THE PROBLEM. Select every line below containing the word "приказом".
-------- EXERCISE MATERIALS
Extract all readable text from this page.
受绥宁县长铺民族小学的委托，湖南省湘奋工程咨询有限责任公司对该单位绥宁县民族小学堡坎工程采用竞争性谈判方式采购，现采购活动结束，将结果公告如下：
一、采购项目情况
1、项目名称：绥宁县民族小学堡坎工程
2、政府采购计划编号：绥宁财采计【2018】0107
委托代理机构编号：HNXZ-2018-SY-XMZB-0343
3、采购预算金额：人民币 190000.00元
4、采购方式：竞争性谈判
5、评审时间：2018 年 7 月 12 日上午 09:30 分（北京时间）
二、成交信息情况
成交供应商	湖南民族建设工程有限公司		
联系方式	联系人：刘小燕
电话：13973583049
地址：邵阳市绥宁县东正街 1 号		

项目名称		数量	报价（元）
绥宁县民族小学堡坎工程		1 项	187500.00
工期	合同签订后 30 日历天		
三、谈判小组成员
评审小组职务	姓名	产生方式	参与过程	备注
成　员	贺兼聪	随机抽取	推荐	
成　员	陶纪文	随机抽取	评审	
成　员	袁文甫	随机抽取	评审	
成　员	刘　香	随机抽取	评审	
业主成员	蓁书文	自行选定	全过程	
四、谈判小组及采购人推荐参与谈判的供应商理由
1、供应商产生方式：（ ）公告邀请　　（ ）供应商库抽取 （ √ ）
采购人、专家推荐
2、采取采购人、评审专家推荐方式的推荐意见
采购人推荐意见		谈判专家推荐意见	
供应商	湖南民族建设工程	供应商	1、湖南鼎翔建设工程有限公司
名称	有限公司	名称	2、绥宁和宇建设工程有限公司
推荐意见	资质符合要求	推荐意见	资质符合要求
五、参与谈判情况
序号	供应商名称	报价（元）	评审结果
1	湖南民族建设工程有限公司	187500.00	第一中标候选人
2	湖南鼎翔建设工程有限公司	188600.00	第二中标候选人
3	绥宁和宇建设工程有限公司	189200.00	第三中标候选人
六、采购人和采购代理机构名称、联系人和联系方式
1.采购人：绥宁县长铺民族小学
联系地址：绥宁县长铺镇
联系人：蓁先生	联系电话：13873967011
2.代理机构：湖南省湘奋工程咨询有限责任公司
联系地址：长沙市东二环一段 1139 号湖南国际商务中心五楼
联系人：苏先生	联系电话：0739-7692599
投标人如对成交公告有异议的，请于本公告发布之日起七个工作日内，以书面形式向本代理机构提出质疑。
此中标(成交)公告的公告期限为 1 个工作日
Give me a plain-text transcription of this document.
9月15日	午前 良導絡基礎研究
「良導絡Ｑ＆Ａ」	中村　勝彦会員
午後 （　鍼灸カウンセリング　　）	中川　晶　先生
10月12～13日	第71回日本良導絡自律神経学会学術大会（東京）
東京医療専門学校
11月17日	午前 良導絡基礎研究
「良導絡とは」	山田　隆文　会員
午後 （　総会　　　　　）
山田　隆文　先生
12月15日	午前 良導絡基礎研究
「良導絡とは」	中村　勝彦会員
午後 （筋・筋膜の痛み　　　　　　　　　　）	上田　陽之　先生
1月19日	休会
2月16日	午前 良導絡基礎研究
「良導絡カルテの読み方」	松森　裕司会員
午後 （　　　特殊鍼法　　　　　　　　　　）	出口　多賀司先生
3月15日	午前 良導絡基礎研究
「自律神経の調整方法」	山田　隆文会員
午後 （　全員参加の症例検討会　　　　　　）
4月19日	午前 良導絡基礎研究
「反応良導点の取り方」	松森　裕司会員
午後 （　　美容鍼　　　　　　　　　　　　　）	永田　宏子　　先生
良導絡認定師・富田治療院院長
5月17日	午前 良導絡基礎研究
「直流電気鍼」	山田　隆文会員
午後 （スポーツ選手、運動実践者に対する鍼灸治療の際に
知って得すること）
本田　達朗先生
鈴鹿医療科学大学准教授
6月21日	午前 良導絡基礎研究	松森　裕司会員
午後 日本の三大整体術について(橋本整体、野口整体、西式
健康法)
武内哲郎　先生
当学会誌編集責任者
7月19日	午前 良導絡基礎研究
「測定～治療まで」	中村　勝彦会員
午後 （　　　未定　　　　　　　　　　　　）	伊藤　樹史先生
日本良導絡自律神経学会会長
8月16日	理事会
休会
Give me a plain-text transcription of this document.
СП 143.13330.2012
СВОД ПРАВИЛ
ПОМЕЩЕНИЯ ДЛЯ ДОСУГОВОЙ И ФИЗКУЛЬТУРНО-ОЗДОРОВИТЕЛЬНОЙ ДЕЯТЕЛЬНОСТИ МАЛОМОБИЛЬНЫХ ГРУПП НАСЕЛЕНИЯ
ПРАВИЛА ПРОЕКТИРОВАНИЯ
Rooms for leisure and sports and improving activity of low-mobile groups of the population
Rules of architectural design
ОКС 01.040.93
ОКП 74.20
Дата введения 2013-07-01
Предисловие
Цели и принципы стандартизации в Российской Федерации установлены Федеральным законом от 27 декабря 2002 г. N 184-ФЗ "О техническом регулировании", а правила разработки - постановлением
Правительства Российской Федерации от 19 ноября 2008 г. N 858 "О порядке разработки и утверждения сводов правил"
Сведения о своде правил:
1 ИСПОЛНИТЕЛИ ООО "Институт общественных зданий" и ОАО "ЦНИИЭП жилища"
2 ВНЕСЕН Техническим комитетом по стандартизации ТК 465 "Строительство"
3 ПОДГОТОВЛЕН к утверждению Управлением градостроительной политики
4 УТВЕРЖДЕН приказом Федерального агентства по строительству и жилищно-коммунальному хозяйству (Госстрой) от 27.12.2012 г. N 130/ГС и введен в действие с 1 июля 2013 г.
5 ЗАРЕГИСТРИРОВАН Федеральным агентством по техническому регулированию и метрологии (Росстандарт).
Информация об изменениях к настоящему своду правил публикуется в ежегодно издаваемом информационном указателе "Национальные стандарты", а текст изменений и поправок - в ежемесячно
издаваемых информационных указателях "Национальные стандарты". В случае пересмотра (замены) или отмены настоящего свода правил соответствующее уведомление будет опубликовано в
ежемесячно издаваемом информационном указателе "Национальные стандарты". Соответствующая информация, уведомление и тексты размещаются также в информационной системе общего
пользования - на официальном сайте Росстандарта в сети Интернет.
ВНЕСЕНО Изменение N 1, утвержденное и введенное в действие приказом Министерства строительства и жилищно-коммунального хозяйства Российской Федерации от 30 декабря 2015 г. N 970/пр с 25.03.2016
----------------
SOLUTION TO THIS TASK.
4 УТВЕРЖДЕН приказом Федерального агентства по строительству и жилищно-коммунальному хозяйству (Госстрой) от 27.12.2012 г. N 130/ГС и введен в действие с 1 июля 2013 г.
ВНЕСЕНО Изменение N 1, утвержденное и введенное в действие приказом Министерства строительства и жилищно-коммунального хозяйства Российской Федерации от 30 декабря 2015 г. N 970/пр с 25.03.2016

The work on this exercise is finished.